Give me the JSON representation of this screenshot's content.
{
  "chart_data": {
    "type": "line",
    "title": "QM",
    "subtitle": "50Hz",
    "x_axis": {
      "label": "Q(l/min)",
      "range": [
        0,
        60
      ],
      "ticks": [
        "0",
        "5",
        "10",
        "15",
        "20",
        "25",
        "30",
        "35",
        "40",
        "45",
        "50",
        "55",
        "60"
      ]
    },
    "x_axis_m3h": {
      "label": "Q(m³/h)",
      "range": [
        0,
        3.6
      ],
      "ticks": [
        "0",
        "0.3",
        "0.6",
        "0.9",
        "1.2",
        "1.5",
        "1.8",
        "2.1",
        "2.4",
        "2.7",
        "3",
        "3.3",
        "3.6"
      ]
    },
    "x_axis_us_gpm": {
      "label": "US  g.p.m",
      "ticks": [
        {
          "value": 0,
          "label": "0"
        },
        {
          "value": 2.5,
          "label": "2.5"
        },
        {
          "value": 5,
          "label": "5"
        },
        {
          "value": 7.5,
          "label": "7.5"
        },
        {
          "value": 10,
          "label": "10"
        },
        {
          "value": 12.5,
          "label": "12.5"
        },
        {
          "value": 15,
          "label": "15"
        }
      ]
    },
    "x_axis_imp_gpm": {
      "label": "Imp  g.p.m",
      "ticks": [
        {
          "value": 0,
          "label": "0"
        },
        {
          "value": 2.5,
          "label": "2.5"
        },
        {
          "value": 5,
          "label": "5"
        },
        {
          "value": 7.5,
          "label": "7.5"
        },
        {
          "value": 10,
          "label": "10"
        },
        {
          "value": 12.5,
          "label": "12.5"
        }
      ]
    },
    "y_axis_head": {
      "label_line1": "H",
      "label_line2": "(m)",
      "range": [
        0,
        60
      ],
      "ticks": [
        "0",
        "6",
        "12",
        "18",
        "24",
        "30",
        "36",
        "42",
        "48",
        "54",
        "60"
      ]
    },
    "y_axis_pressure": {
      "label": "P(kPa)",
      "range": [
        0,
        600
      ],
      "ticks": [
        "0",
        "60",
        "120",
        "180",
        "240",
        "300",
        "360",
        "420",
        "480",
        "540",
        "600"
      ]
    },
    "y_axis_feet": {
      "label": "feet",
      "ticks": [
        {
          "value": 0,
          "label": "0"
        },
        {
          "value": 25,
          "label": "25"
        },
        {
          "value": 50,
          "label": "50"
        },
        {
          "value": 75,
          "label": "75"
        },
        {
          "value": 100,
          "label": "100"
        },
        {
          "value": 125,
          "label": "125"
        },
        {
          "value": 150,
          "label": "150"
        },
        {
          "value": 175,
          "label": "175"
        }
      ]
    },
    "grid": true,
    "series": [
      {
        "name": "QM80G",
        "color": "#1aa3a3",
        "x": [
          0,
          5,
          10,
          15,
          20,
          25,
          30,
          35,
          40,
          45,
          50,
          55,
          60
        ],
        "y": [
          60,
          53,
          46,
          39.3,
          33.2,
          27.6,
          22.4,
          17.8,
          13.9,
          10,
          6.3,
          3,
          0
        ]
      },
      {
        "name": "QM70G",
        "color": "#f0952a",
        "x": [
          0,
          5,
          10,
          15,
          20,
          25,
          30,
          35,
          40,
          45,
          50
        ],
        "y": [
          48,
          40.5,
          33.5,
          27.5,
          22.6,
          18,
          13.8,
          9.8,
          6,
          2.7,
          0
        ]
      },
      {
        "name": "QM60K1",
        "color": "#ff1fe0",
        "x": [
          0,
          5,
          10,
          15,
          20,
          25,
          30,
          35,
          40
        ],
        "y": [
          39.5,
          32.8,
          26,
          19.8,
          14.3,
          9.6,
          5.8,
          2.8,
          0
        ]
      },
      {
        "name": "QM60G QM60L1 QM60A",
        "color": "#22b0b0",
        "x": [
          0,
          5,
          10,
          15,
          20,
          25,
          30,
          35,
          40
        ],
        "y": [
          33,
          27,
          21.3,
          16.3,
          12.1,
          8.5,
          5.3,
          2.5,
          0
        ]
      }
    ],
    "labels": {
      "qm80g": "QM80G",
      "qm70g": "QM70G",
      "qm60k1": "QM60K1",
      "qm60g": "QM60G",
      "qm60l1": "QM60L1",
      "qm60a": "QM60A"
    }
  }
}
──────
Transcribe every record above exactly as it appears.

EXERCISE RESULT:
Give me the JSON representation of this screenshot's content.
{
  "chart_data": {
    "type": "line",
    "title": "QM",
    "subtitle": "50Hz",
    "x_axis": {
      "label": "Q(l/min)",
      "range": [
        0,
        60
      ],
      "ticks": [
        "0",
        "5",
        "10",
        "15",
        "20",
        "25",
        "30",
        "35",
        "40",
        "45",
        "50",
        "55",
        "60"
      ]
    },
    "x_axis_m3h": {
      "label": "Q(m³/h)",
      "range": [
        0,
        3.6
      ],
      "ticks": [
        "0",
        "0.3",
        "0.6",
        "0.9",
        "1.2",
        "1.5",
        "1.8",
        "2.1",
        "2.4",
        "2.7",
        "3",
        "3.3",
        "3.6"
      ]
    },
    "x_axis_us_gpm": {
      "label": "US  g.p.m",
      "ticks": [
        {
          "value": 0,
          "label": "0"
        },
        {
          "value": 2.5,
          "label": "2.5"
        },
        {
          "value": 5,
          "label": "5"
        },
        {
          "value": 7.5,
          "label": "7.5"
        },
        {
          "value": 10,
          "label": "10"
        },
        {
          "value": 12.5,
          "label": "12.5"
        },
        {
          "value": 15,
          "label": "15"
        }
      ]
    },
    "x_axis_imp_gpm": {
      "label": "Imp  g.p.m",
      "ticks": [
        {
          "value": 0,
          "label": "0"
        },
        {
          "value": 2.5,
          "label": "2.5"
        },
        {
          "value": 5,
          "label": "5"
        },
        {
          "value": 7.5,
          "label": "7.5"
        },
        {
          "value": 10,
          "label": "10"
        },
        {
          "value": 12.5,
          "label": "12.5"
        }
      ]
    },
    "y_axis_head": {
      "label_line1": "H",
      "label_line2": "(m)",
      "range": [
        0,
        60
      ],
      "ticks": [
        "0",
        "6",
        "12",
        "18",
        "24",
        "30",
        "36",
        "42",
        "48",
        "54",
        "60"
      ]
    },
    "y_axis_pressure": {
      "label": "P(kPa)",
      "range": [
        0,
        600
      ],
      "ticks": [
        "0",
        "60",
        "120",
        "180",
        "240",
        "300",
        "360",
        "420",
        "480",
        "540",
        "600"
      ]
    },
    "y_axis_feet": {
      "label": "feet",
      "ticks": [
        {
          "value": 0,
          "label": "0"
        },
        {
          "value": 25,
          "label": "25"
        },
        {
          "value": 50,
          "label": "50"
        },
        {
          "value": 75,
          "label": "75"
        },
        {
          "value": 100,
          "label": "100"
        },
        {
          "value": 125,
          "label": "125"
        },
        {
          "value": 150,
          "label": "150"
        },
        {
          "value": 175,
          "label": "175"
        }
      ]
    },
    "grid": true,
    "series": [
      {
        "name": "QM80G",
        "color": "#1aa3a3",
        "x": [
          0,
          5,
          10,
          15,
          20,
          25,
          30,
          35,
          40,
          45,
          50,
          55,
          60
        ],
        "y": [
          60,
          53,
          46,
          39.3,
          33.2,
          27.6,
          22.4,
          17.8,
          13.9,
          10,
          6.3,
          3,
          0
        ]
      },
      {
        "name": "QM70G",
        "color": "#f0952a",
        "x": [
          0,
          5,
          10,
          15,
          20,
          25,
          30,
          35,
          40,
          45,
          50
        ],
        "y": [
          48,
          40.5,
          33.5,
          27.5,
          22.6,
          18,
          13.8,
          9.8,
          6,
          2.7,
          0
        ]
      },
      {
        "name": "QM60K1",
        "color": "#ff1fe0",
        "x": [
          0,
          5,
          10,
          15,
          20,
          25,
          30,
          35,
          40
        ],
        "y": [
          39.5,
          32.8,
          26,
          19.8,
          14.3,
          9.6,
          5.8,
          2.8,
          0
        ]
      },
      {
        "name": "QM60G QM60L1 QM60A",
        "color": "#22b0b0",
        "x": [
          0,
          5,
          10,
          15,
          20,
          25,
          30,
          35,
          40
        ],
        "y": [
          33,
          27,
          21.3,
          16.3,
          12.1,
          8.5,
          5.3,
          2.5,
          0
        ]
      }
    ],
    "labels": {
      "qm80g": "QM80G",
      "qm70g": "QM70G",
      "qm60k1": "QM60K1",
      "qm60g": "QM60G",
      "qm60l1": "QM60L1",
      "qm60a": "QM60A"
    }
  }
}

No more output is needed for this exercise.